(Figure record extracts)

[BEGIN]

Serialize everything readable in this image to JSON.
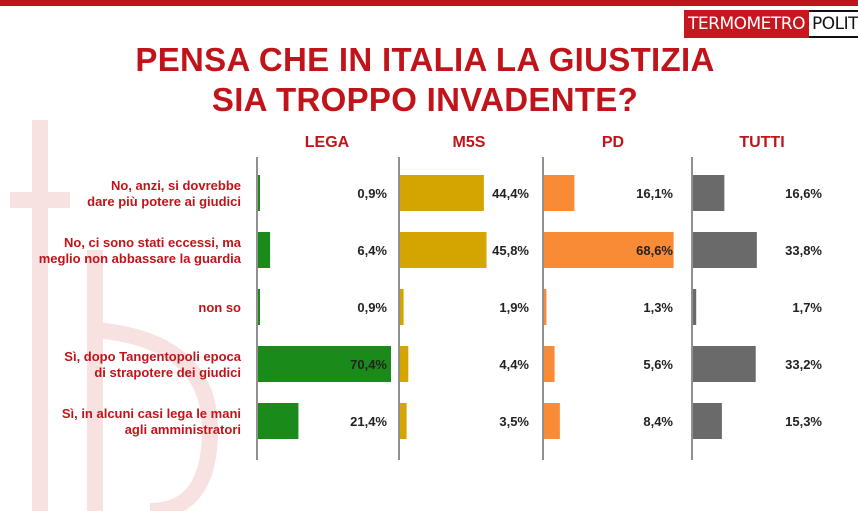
{
  "header": {
    "title_line1": "PENSA CHE IN ITALIA LA GIUSTIZIA",
    "title_line2": "SIA TROPPO INVADENTE?",
    "logo_part1": "TERMOMETRO",
    "logo_part2": "POLITICO"
  },
  "colors": {
    "title": "#c0141a",
    "lega": "#1a8a1a",
    "m5s": "#d4a500",
    "pd": "#f98a36",
    "tutti": "#6a6a6a"
  },
  "chart_data": {
    "type": "bar",
    "orientation": "horizontal",
    "title": "PENSA CHE IN ITALIA LA GIUSTIZIA SIA TROPPO INVADENTE?",
    "categories": [
      "No, anzi, si dovrebbe\ndare più potere ai giudici",
      "No, ci sono stati eccessi, ma\nmeglio non abbassare la guardia",
      "non so",
      "Sì, dopo Tangentopoli epoca\ndi strapotere dei giudici",
      "Sì, in alcuni casi lega le mani\nagli amministratori"
    ],
    "series": [
      {
        "name": "LEGA",
        "values": [
          0.9,
          6.4,
          0.9,
          70.4,
          21.4
        ],
        "labels": [
          "0,9%",
          "6,4%",
          "0,9%",
          "70,4%",
          "21,4%"
        ],
        "color": "#1a8a1a"
      },
      {
        "name": "M5S",
        "values": [
          44.4,
          45.8,
          1.9,
          4.4,
          3.5
        ],
        "labels": [
          "44,4%",
          "45,8%",
          "1,9%",
          "4,4%",
          "3,5%"
        ],
        "color": "#d4a500"
      },
      {
        "name": "PD",
        "values": [
          16.1,
          68.6,
          1.3,
          5.6,
          8.4
        ],
        "labels": [
          "16,1%",
          "68,6%",
          "1,3%",
          "5,6%",
          "8,4%"
        ],
        "color": "#f98a36"
      },
      {
        "name": "TUTTI",
        "values": [
          16.6,
          33.8,
          1.7,
          33.2,
          15.3
        ],
        "labels": [
          "16,6%",
          "33,8%",
          "1,7%",
          "33,2%",
          "15,3%"
        ],
        "color": "#6a6a6a"
      }
    ],
    "xlim": [
      0,
      70.4
    ],
    "grid": false,
    "legend": "top"
  }
}
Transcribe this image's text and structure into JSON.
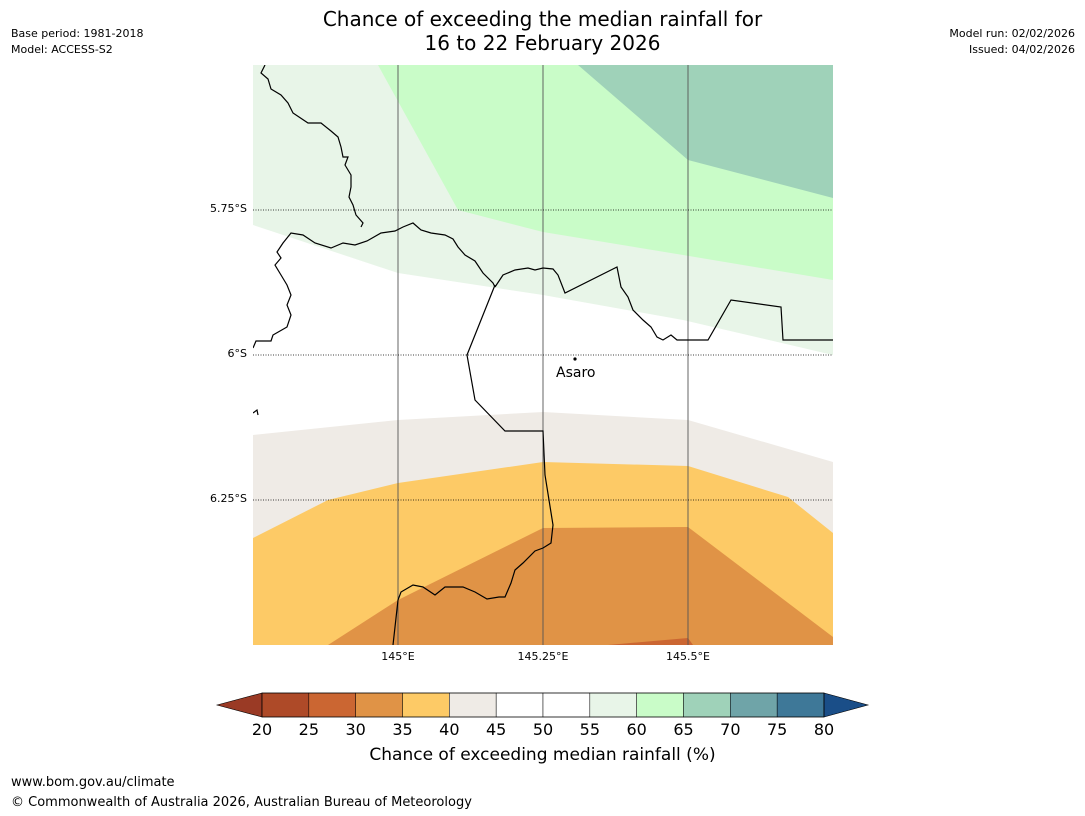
{
  "title_line1": "Chance of exceeding the median rainfall for",
  "title_line2": "16 to 22 February 2026",
  "meta_left": [
    "Base period: 1981-2018",
    "Model: ACCESS-S2"
  ],
  "meta_right": [
    "Model run: 02/02/2026",
    "Issued: 04/02/2026"
  ],
  "map": {
    "lat_labels": [
      "5.75°S",
      "6°S",
      "6.25°S"
    ],
    "lon_labels": [
      "145°E",
      "145.25°E",
      "145.5°E"
    ],
    "place": "Asaro"
  },
  "colorbar": {
    "title": "Chance of exceeding median rainfall (%)",
    "ticks": [
      "20",
      "25",
      "30",
      "35",
      "40",
      "45",
      "50",
      "55",
      "60",
      "65",
      "70",
      "75",
      "80"
    ],
    "colors": [
      "#ae4a28",
      "#cb6632",
      "#e09346",
      "#fdca66",
      "#efebe6",
      "#ffffff",
      "#ffffff",
      "#e8f5e8",
      "#c9fcc8",
      "#9fd2b9",
      "#6fa4a8",
      "#3e7898"
    ],
    "under_color": "#9a3a25",
    "over_color": "#1a4e88"
  },
  "footer": {
    "url": "www.bom.gov.au/climate",
    "copyright": "© Commonwealth of Australia 2026, Australian Bureau of Meteorology"
  }
}
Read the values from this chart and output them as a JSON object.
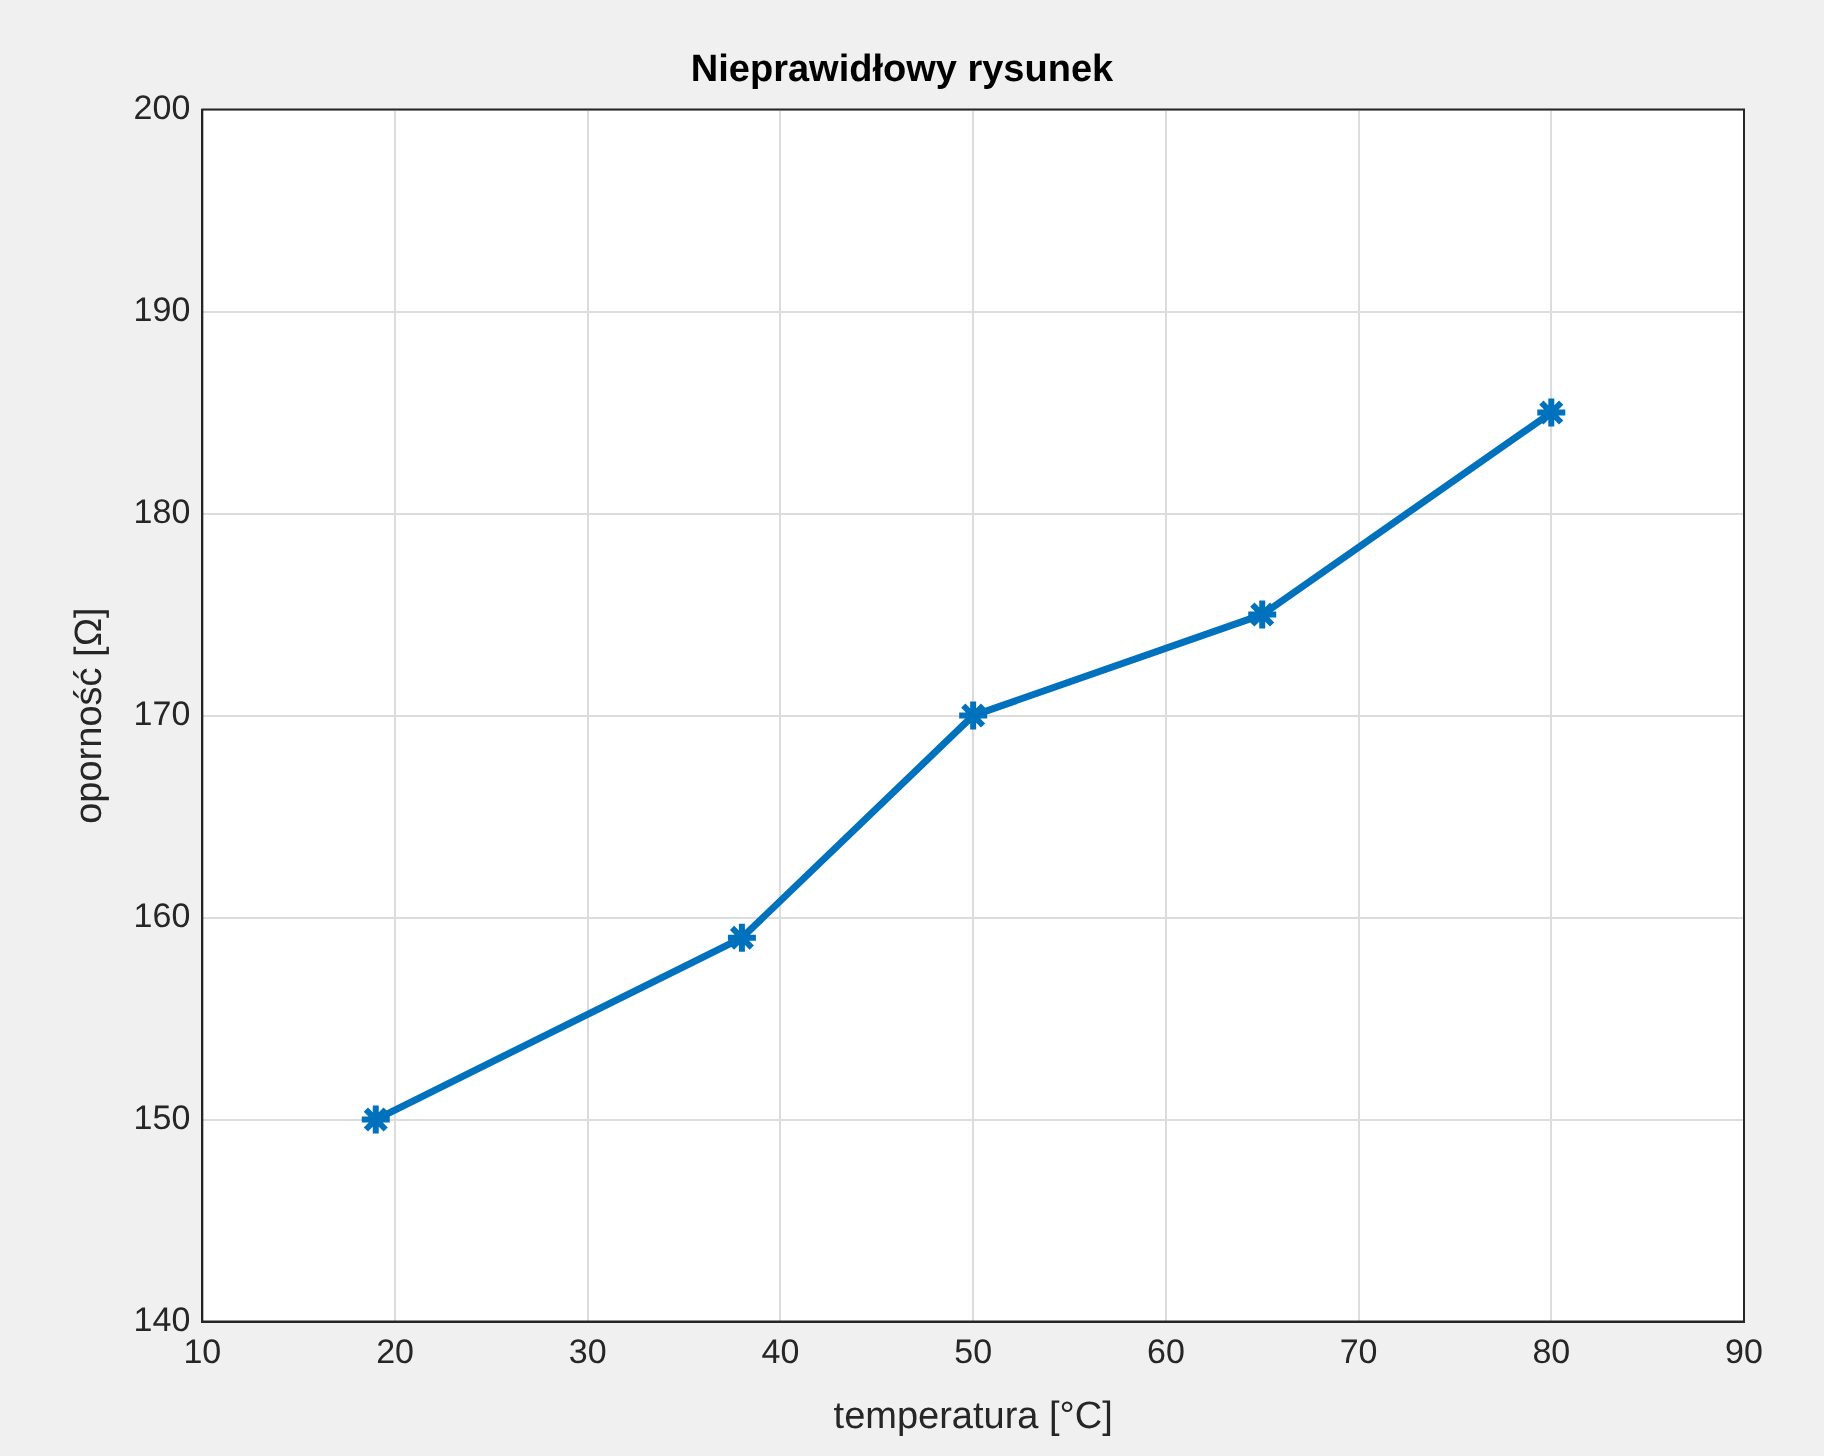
{
  "chart_data": {
    "type": "line",
    "title": "Nieprawidłowy rysunek",
    "xlabel": "temperatura [°C]",
    "ylabel": "oporność [Ω]",
    "x": [
      19,
      38,
      50,
      65,
      80
    ],
    "series": [
      {
        "color": "#0072bd",
        "values": [
          150,
          159,
          170,
          175,
          185
        ]
      }
    ],
    "xlim": [
      10,
      90
    ],
    "xticks": [
      10,
      20,
      30,
      40,
      50,
      60,
      70,
      80,
      90
    ],
    "ylim": [
      140,
      200
    ],
    "yticks": [
      140,
      150,
      160,
      170,
      180,
      190,
      200
    ],
    "grid": true,
    "marker": "cross",
    "line_style": "solid"
  }
}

[END]

__Task directions__
Quote each record exactly as it stands, minus the pictures.

__The answer__
Serialize everything readable in this image to JSON.
{
  "header": {
    "title_line1": "PENSA CHE IN ITALIA LA GIUSTIZIA",
    "title_line2": "SIA TROPPO INVADENTE?",
    "logo_part1": "TERMOMETRO",
    "logo_part2": "POLITICO"
  },
  "colors": {
    "title": "#c0141a",
    "lega": "#1a8a1a",
    "m5s": "#d4a500",
    "pd": "#f98a36",
    "tutti": "#6a6a6a"
  },
  "chart_data": {
    "type": "bar",
    "orientation": "horizontal",
    "title": "PENSA CHE IN ITALIA LA GIUSTIZIA SIA TROPPO INVADENTE?",
    "categories": [
      "No, anzi, si dovrebbe\ndare più potere ai giudici",
      "No, ci sono stati eccessi, ma\nmeglio non abbassare la guardia",
      "non so",
      "Sì, dopo Tangentopoli epoca\ndi strapotere dei giudici",
      "Sì, in alcuni casi lega le mani\nagli amministratori"
    ],
    "series": [
      {
        "name": "LEGA",
        "values": [
          0.9,
          6.4,
          0.9,
          70.4,
          21.4
        ],
        "labels": [
          "0,9%",
          "6,4%",
          "0,9%",
          "70,4%",
          "21,4%"
        ],
        "color": "#1a8a1a"
      },
      {
        "name": "M5S",
        "values": [
          44.4,
          45.8,
          1.9,
          4.4,
          3.5
        ],
        "labels": [
          "44,4%",
          "45,8%",
          "1,9%",
          "4,4%",
          "3,5%"
        ],
        "color": "#d4a500"
      },
      {
        "name": "PD",
        "values": [
          16.1,
          68.6,
          1.3,
          5.6,
          8.4
        ],
        "labels": [
          "16,1%",
          "68,6%",
          "1,3%",
          "5,6%",
          "8,4%"
        ],
        "color": "#f98a36"
      },
      {
        "name": "TUTTI",
        "values": [
          16.6,
          33.8,
          1.7,
          33.2,
          15.3
        ],
        "labels": [
          "16,6%",
          "33,8%",
          "1,7%",
          "33,2%",
          "15,3%"
        ],
        "color": "#6a6a6a"
      }
    ],
    "xlim": [
      0,
      70.4
    ],
    "grid": false,
    "legend": "top"
  }
}
Transcribe this image's text and structure into JSON.
{
  "title_line1": "Chance of exceeding the median rainfall for",
  "title_line2": "16 to 22 February 2026",
  "meta_left": [
    "Base period: 1981-2018",
    "Model: ACCESS-S2"
  ],
  "meta_right": [
    "Model run: 02/02/2026",
    "Issued: 04/02/2026"
  ],
  "map": {
    "lat_labels": [
      "5.75°S",
      "6°S",
      "6.25°S"
    ],
    "lon_labels": [
      "145°E",
      "145.25°E",
      "145.5°E"
    ],
    "place": "Asaro"
  },
  "colorbar": {
    "title": "Chance of exceeding median rainfall (%)",
    "ticks": [
      "20",
      "25",
      "30",
      "35",
      "40",
      "45",
      "50",
      "55",
      "60",
      "65",
      "70",
      "75",
      "80"
    ],
    "colors": [
      "#ae4a28",
      "#cb6632",
      "#e09346",
      "#fdca66",
      "#efebe6",
      "#ffffff",
      "#ffffff",
      "#e8f5e8",
      "#c9fcc8",
      "#9fd2b9",
      "#6fa4a8",
      "#3e7898"
    ],
    "under_color": "#9a3a25",
    "over_color": "#1a4e88"
  },
  "footer": {
    "url": "www.bom.gov.au/climate",
    "copyright": "© Commonwealth of Australia 2026, Australian Bureau of Meteorology"
  }
}
Read the values from this chart and output them as a JSON object.
{
  "chart_data": {
    "type": "line",
    "title": "Nieprawidłowy rysunek",
    "xlabel": "temperatura [°C]",
    "ylabel": "oporność [Ω]",
    "x": [
      19,
      38,
      50,
      65,
      80
    ],
    "series": [
      {
        "color": "#0072bd",
        "values": [
          150,
          159,
          170,
          175,
          185
        ]
      }
    ],
    "xlim": [
      10,
      90
    ],
    "xticks": [
      10,
      20,
      30,
      40,
      50,
      60,
      70,
      80,
      90
    ],
    "ylim": [
      140,
      200
    ],
    "yticks": [
      140,
      150,
      160,
      170,
      180,
      190,
      200
    ],
    "grid": true,
    "marker": "cross",
    "line_style": "solid"
  }
}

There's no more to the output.